(Data items)
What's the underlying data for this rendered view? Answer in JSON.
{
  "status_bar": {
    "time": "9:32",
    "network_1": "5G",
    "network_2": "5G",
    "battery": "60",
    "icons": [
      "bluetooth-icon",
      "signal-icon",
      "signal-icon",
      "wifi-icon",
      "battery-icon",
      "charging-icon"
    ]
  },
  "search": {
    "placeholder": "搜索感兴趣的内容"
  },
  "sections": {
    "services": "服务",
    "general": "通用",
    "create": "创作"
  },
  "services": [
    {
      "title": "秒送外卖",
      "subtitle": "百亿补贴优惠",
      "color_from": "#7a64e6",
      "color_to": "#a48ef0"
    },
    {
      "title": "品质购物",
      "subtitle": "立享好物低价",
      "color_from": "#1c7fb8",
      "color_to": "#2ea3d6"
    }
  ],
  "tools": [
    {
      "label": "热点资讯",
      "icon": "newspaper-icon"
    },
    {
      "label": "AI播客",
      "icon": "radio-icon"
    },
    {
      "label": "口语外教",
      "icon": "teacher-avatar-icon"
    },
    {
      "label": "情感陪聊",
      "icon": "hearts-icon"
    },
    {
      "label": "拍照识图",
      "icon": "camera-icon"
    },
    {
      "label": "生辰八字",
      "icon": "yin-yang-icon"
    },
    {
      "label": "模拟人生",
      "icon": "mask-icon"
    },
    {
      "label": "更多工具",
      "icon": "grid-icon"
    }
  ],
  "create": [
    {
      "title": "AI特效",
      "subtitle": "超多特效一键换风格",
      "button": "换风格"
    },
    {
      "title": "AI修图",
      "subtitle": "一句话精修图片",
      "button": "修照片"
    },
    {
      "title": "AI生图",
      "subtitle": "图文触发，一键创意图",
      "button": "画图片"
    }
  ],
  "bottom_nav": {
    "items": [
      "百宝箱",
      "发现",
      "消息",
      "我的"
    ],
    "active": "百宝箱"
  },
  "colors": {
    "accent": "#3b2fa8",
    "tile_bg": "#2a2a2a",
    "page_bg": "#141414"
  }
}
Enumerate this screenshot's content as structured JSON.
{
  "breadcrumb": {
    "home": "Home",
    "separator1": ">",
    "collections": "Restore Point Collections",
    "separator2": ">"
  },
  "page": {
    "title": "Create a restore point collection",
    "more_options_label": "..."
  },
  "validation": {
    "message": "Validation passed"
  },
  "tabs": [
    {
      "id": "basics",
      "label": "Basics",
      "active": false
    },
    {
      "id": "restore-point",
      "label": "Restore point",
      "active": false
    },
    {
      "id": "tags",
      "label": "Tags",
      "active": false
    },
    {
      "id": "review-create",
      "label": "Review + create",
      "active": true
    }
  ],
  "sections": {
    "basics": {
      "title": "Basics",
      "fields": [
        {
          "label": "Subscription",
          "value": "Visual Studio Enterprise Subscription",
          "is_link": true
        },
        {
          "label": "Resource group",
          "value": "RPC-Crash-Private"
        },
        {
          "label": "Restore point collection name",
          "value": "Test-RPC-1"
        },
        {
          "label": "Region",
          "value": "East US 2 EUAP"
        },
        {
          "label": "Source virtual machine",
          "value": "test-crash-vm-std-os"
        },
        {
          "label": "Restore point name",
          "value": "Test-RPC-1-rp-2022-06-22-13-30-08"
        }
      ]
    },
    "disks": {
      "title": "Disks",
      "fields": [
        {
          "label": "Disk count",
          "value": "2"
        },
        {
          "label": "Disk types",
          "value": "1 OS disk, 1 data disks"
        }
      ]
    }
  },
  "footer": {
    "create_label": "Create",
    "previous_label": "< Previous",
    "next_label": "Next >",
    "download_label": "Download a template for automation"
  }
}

Required task: Set down every line of the listing above again, exactly as given.

Written reply:
What's the underlying data for this rendered view? Answer in JSON.
{
  "status_bar": {
    "time": "9:32",
    "network_1": "5G",
    "network_2": "5G",
    "battery": "60",
    "icons": [
      "bluetooth-icon",
      "signal-icon",
      "signal-icon",
      "wifi-icon",
      "battery-icon",
      "charging-icon"
    ]
  },
  "search": {
    "placeholder": "搜索感兴趣的内容"
  },
  "sections": {
    "services": "服务",
    "general": "通用",
    "create": "创作"
  },
  "services": [
    {
      "title": "秒送外卖",
      "subtitle": "百亿补贴优惠",
      "color_from": "#7a64e6",
      "color_to": "#a48ef0"
    },
    {
      "title": "品质购物",
      "subtitle": "立享好物低价",
      "color_from": "#1c7fb8",
      "color_to": "#2ea3d6"
    }
  ],
  "tools": [
    {
      "label": "热点资讯",
      "icon": "newspaper-icon"
    },
    {
      "label": "AI播客",
      "icon": "radio-icon"
    },
    {
      "label": "口语外教",
      "icon": "teacher-avatar-icon"
    },
    {
      "label": "情感陪聊",
      "icon": "hearts-icon"
    },
    {
      "label": "拍照识图",
      "icon": "camera-icon"
    },
    {
      "label": "生辰八字",
      "icon": "yin-yang-icon"
    },
    {
      "label": "模拟人生",
      "icon": "mask-icon"
    },
    {
      "label": "更多工具",
      "icon": "grid-icon"
    }
  ],
  "create": [
    {
      "title": "AI特效",
      "subtitle": "超多特效一键换风格",
      "button": "换风格"
    },
    {
      "title": "AI修图",
      "subtitle": "一句话精修图片",
      "button": "修照片"
    },
    {
      "title": "AI生图",
      "subtitle": "图文触发，一键创意图",
      "button": "画图片"
    }
  ],
  "bottom_nav": {
    "items": [
      "百宝箱",
      "发现",
      "消息",
      "我的"
    ],
    "active": "百宝箱"
  },
  "colors": {
    "accent": "#3b2fa8",
    "tile_bg": "#2a2a2a",
    "page_bg": "#141414"
  }
}
Enumerate this screenshot's content as structured JSON.
{
  "breadcrumb": {
    "home": "Home",
    "separator1": ">",
    "collections": "Restore Point Collections",
    "separator2": ">"
  },
  "page": {
    "title": "Create a restore point collection",
    "more_options_label": "..."
  },
  "validation": {
    "message": "Validation passed"
  },
  "tabs": [
    {
      "id": "basics",
      "label": "Basics",
      "active": false
    },
    {
      "id": "restore-point",
      "label": "Restore point",
      "active": false
    },
    {
      "id": "tags",
      "label": "Tags",
      "active": false
    },
    {
      "id": "review-create",
      "label": "Review + create",
      "active": true
    }
  ],
  "sections": {
    "basics": {
      "title": "Basics",
      "fields": [
        {
          "label": "Subscription",
          "value": "Visual Studio Enterprise Subscription",
          "is_link": true
        },
        {
          "label": "Resource group",
          "value": "RPC-Crash-Private"
        },
        {
          "label": "Restore point collection name",
          "value": "Test-RPC-1"
        },
        {
          "label": "Region",
          "value": "East US 2 EUAP"
        },
        {
          "label": "Source virtual machine",
          "value": "test-crash-vm-std-os"
        },
        {
          "label": "Restore point name",
          "value": "Test-RPC-1-rp-2022-06-22-13-30-08"
        }
      ]
    },
    "disks": {
      "title": "Disks",
      "fields": [
        {
          "label": "Disk count",
          "value": "2"
        },
        {
          "label": "Disk types",
          "value": "1 OS disk, 1 data disks"
        }
      ]
    }
  },
  "footer": {
    "create_label": "Create",
    "previous_label": "< Previous",
    "next_label": "Next >",
    "download_label": "Download a template for automation"
  }
}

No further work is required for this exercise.